__What is expected__
Leave the pictures out and print every record below exactly as it stands.
--- START OF Listed records ---
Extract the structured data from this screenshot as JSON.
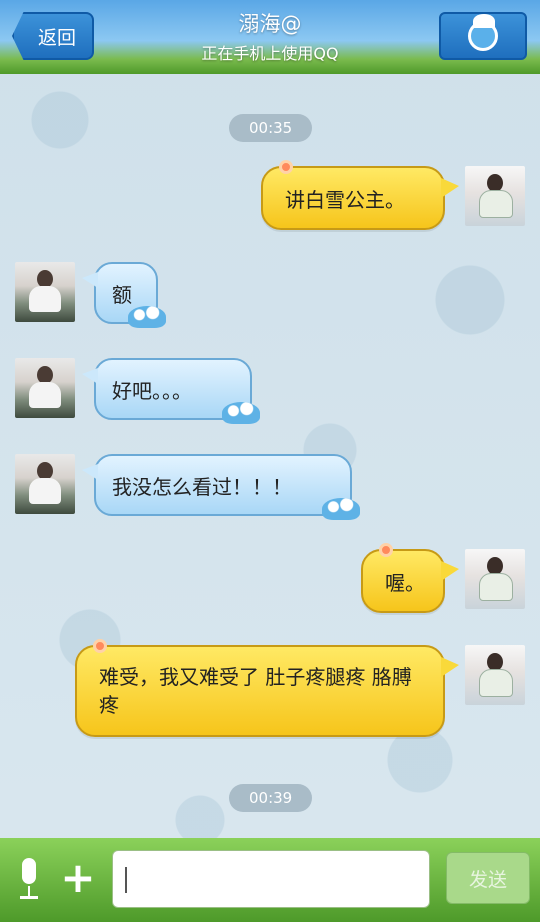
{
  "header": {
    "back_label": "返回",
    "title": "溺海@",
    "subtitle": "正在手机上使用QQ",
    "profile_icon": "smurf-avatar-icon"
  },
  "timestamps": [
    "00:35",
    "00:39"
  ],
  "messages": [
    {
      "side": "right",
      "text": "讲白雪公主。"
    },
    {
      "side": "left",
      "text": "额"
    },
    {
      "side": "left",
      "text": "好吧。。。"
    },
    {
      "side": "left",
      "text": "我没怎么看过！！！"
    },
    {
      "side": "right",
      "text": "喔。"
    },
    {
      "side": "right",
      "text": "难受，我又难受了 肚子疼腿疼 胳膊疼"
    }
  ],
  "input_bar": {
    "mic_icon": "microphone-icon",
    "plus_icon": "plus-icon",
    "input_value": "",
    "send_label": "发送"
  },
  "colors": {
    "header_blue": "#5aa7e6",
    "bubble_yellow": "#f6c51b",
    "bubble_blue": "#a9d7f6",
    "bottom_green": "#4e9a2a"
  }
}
--- END OF Listed records ---
__Solution to this problem__
Extract the structured data from this screenshot as JSON.
{
  "header": {
    "back_label": "返回",
    "title": "溺海@",
    "subtitle": "正在手机上使用QQ",
    "profile_icon": "smurf-avatar-icon"
  },
  "timestamps": [
    "00:35",
    "00:39"
  ],
  "messages": [
    {
      "side": "right",
      "text": "讲白雪公主。"
    },
    {
      "side": "left",
      "text": "额"
    },
    {
      "side": "left",
      "text": "好吧。。。"
    },
    {
      "side": "left",
      "text": "我没怎么看过！！！"
    },
    {
      "side": "right",
      "text": "喔。"
    },
    {
      "side": "right",
      "text": "难受，我又难受了 肚子疼腿疼 胳膊疼"
    }
  ],
  "input_bar": {
    "mic_icon": "microphone-icon",
    "plus_icon": "plus-icon",
    "input_value": "",
    "send_label": "发送"
  },
  "colors": {
    "header_blue": "#5aa7e6",
    "bubble_yellow": "#f6c51b",
    "bubble_blue": "#a9d7f6",
    "bottom_green": "#4e9a2a"
  }
}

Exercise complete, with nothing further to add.